═════ DATA TO PROCESS

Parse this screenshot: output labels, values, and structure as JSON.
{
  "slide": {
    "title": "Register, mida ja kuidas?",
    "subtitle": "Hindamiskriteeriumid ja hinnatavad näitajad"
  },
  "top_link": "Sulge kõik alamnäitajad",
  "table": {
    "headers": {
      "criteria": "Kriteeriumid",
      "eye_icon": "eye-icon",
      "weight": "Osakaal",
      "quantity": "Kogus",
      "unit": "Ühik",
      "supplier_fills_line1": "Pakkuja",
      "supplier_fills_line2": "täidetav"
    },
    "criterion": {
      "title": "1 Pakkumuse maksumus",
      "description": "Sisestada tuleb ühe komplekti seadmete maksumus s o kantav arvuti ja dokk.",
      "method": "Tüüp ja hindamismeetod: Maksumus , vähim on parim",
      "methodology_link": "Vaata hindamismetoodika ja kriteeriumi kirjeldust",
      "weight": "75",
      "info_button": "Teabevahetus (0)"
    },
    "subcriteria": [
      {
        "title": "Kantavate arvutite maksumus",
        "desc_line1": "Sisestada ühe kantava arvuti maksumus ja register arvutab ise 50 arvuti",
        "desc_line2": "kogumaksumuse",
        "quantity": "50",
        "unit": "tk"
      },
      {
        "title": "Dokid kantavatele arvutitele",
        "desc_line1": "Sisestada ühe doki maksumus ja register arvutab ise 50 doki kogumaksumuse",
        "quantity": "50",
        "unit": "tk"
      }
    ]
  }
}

══════════
═════ DATA TO PROCESS

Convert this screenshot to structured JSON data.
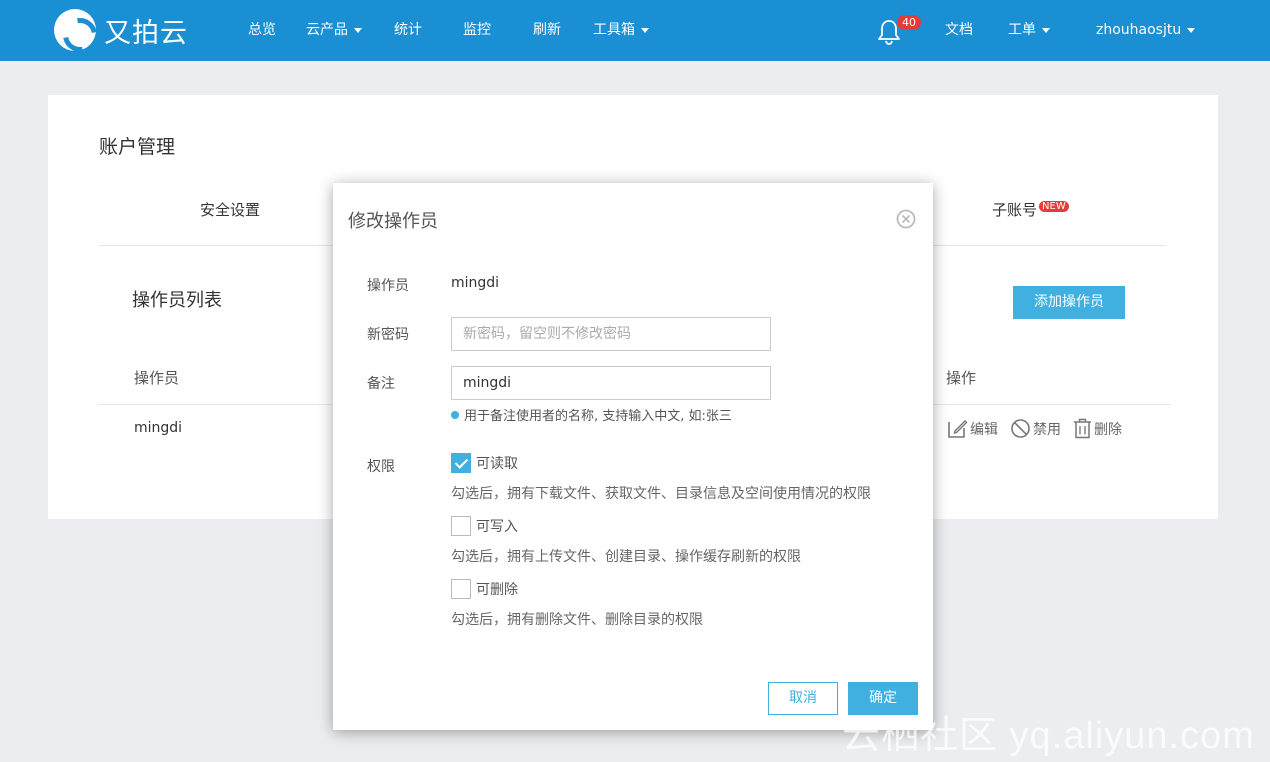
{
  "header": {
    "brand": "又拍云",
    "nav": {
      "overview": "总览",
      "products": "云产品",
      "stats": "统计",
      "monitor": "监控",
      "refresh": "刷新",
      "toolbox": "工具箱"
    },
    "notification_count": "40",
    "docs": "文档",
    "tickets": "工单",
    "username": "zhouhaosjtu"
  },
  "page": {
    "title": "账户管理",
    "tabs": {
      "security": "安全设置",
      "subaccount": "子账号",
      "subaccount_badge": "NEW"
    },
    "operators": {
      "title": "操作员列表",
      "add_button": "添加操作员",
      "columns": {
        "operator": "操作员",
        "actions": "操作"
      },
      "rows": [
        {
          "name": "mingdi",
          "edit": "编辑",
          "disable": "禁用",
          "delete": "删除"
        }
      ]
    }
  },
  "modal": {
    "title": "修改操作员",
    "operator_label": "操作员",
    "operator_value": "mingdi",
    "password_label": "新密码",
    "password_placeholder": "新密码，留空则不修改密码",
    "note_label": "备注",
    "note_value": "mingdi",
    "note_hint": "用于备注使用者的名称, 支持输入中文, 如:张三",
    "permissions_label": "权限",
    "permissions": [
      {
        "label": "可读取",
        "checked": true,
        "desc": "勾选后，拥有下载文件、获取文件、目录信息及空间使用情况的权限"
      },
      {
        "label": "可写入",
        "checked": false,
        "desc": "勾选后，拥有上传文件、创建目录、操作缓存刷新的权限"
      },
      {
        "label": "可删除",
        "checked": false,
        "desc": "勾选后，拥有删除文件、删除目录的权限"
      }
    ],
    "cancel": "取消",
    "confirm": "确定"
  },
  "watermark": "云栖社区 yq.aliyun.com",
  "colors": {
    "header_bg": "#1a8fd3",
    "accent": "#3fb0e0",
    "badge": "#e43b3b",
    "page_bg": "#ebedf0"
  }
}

══════════

Pick out each line in the material containing "kogumaksumuse".

        "desc_line2": "kogumaksumuse",
        "desc_line1": "Sisestada ühe doki maksumus ja register arvutab ise 50 doki kogumaksumuse",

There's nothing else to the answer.